I'm 37 now and had I married someone my own age I do think my lifestyle would be a lot 'different '. Alternatively I could be going through a divorce so who knows.
Just make sure you go into it with your eyes open.

JustGiveMeGin · 10/07/2021 07:07

Oh, and just my opinion of course but I wouldn't be listening to advice from anyone who hasn't been with their partner for less than 10 years....from my experience and a few other people I know it was after the 10 year mark that the older partner started to slow down....purely anecdotal of course!

JustGiveMeGin · 10/07/2021 07:08

*more than ten years!

Ladybug123 · 10/07/2021 07:25

OP you do you!

Many things can happen to a couple even if they’re the same age. Illness, change of priorities, mental health issues, ‘slowing down’ list goes on. The important thing is whether they can weather the storms together and that depends on the individual circumstances, and dynamics. Not all younger people want to party, not all older people want to ‘slow down’!

When you put up a post like this you’ll get everyone’s individual experiences which is interesting but not a blueprint for your particular relationship.

Personally I’d go for it. It sounds to me like you’re both exactly on the same page atm re settling down and children. Enjoy your lovely relationship and the healthy way it’s developing!

JustAnotherOldMan · 10/07/2021 07:32

@workshy44

I wouldn’t have gone out with someone 15 years older at 28- men get old v quickly once they hit 50. I personally think it is too great a gap and you are at totally different stages in life.
····················
__WHAT TO DO__.
A - According to JustGiveMeGin in the forum thread, when did the older partner start to slow down?
B - Copy word for word the part of the forum thread that opens with the words containing "Oh, and just" and closes with "to ‘slow down’!".
C - Continue the forum thread from its last sentence.

[Document structure recognition data]
····················
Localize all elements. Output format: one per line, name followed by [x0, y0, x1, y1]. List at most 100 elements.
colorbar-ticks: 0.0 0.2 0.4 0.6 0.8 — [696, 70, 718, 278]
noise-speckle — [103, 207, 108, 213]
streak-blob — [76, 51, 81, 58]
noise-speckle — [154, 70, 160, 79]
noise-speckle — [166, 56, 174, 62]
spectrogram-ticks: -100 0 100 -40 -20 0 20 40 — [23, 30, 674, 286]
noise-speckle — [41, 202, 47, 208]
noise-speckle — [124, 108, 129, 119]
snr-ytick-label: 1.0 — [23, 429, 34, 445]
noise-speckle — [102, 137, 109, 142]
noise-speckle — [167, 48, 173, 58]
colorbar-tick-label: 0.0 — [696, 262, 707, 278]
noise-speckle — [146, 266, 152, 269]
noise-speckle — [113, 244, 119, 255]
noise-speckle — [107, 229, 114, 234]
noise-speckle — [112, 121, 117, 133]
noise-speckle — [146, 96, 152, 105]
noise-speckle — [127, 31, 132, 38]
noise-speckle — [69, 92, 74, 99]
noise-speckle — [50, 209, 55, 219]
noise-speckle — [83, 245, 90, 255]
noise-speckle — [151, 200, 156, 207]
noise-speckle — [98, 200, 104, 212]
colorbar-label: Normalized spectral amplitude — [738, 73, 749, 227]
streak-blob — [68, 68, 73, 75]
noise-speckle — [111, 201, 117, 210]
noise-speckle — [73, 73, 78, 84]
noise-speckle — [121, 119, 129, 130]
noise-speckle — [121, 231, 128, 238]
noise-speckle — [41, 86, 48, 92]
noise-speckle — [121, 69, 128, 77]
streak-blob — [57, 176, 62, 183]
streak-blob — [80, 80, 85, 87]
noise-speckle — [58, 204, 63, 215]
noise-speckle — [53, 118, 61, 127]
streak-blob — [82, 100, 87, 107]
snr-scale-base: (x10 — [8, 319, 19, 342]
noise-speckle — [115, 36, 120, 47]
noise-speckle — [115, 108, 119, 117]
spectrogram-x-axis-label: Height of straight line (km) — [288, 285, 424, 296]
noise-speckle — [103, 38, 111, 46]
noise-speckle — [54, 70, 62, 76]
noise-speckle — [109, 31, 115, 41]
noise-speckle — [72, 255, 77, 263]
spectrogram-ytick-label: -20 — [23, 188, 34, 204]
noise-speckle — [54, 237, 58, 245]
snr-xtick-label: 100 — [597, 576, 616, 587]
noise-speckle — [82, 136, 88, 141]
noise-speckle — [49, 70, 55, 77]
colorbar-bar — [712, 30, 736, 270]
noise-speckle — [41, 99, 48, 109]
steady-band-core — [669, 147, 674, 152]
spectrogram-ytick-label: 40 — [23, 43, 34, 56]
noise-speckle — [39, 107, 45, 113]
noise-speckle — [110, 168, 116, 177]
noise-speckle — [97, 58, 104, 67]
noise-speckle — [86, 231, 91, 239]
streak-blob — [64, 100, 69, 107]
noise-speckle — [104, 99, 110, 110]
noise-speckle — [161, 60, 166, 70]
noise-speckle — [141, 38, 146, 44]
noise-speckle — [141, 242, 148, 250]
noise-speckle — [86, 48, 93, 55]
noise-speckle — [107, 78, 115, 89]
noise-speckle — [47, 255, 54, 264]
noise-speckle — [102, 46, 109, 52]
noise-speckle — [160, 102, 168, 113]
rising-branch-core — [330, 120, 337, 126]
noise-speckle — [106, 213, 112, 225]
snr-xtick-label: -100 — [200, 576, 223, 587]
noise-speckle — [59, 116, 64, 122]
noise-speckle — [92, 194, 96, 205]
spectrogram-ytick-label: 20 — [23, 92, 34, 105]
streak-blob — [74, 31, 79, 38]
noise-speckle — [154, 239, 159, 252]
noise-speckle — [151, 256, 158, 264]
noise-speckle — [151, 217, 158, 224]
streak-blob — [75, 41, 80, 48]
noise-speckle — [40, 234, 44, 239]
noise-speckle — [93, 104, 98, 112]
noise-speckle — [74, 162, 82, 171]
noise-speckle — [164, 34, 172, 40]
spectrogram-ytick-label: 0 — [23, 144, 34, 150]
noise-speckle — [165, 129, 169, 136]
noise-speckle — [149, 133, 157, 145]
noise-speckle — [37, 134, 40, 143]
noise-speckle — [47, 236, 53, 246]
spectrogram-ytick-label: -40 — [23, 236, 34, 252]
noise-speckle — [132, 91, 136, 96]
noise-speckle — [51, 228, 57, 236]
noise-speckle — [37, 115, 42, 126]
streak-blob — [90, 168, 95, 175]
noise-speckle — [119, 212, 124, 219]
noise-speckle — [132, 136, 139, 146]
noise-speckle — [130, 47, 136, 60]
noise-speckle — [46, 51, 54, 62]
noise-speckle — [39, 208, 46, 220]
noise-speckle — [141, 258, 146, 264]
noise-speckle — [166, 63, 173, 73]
····················
__PER-TASK ANSWERS__.
A - After the ten-year mark.

B -
Oh, and just my opinion of course but I wouldn't be listening to advice from anyone who hasn't been with their partner for less than 10 years....from my experience and a few other people I know it was after the 10 year mark that the older partner started to slow down....purely anecdotal of course!

JustGiveMeGin · 10/07/2021 07:08

*more than ten years!

Ladybug123 · 10/07/2021 07:25

OP you do you!

Many things can happen to a couple even if they’re the same age. Illness, change of priorities, mental health issues, ‘slowing down’ list goes on. The important thing is whether they can weather the storms together and that depends on the individual circumstances, and dynamics. Not all younger people want to party, not all older people want to ‘slow down’!

C -
Men get v old quickly once they hit 50 Just kill me know then.😧

Really What a load of crap..

doesparentingsuck · 10/07/2021 07:35

Hmmm I'm not so sure OP, when you're 45 in your prime he would be 60 almost pension age.

It's not a dealbreaker but can see why you're cautious.

Even 35 and 50. I'm 35 and wouldn't like to be with a 50 year old.

doesparentingsuck · 10/07/2021 07:35

@workshy44

I wouldn’t have gone out with someone 15 years older at 28- men get old v quickly once they hit 50. I personally think it is too great a gap and you are at totally different stages in life.
Exactly this.
MondayYogurt · 10/07/2021 07:36

I think your heart has already decided.

Pogostemon · 10/07/2021 07:47

Just go for it. There are no guarantees in life. The main thing to be clear about is that you want the same things and that you’re both ready for them. Really spell it out in detail with each other: how many children, exactly when, etc.

And don’t fall into the trap of waiting for perfection: you might suddenly wake up and find you’re 43 yourself and that things are much more limited for you.

And I say this from experience.

TolkiensFallow · 10/07/2021 07:49

I think it’s fine, especially as you say he’s young for his age.

In your late 20’s you have still got loads of men who are fighting being adults and have problems with commitment etc. You’ve found a man who knows exactly what he wants. The question is: do you want the same and do you want it right now?

He will be wanting to get on with children and marriage as you need energy for it! So do you though and you could wait around for the right guy and find yourself if your mid 30’s with fertility problems.

I think you should crack on!

(PS I also thought you were going to say micropenis 😂)

wedswench · 10/07/2021 07:52

I think the kids dictate what life stage you're at to quite a large degree

There was a 14 year age gap between me and my ex and it wouldn't have mattered but for the fact I had a young child and his was grown up. So while he was looking to retire, travel, downsize house etc. I was still very much at home prioritising her.

As your kids would be together I don't think the age difference will matter.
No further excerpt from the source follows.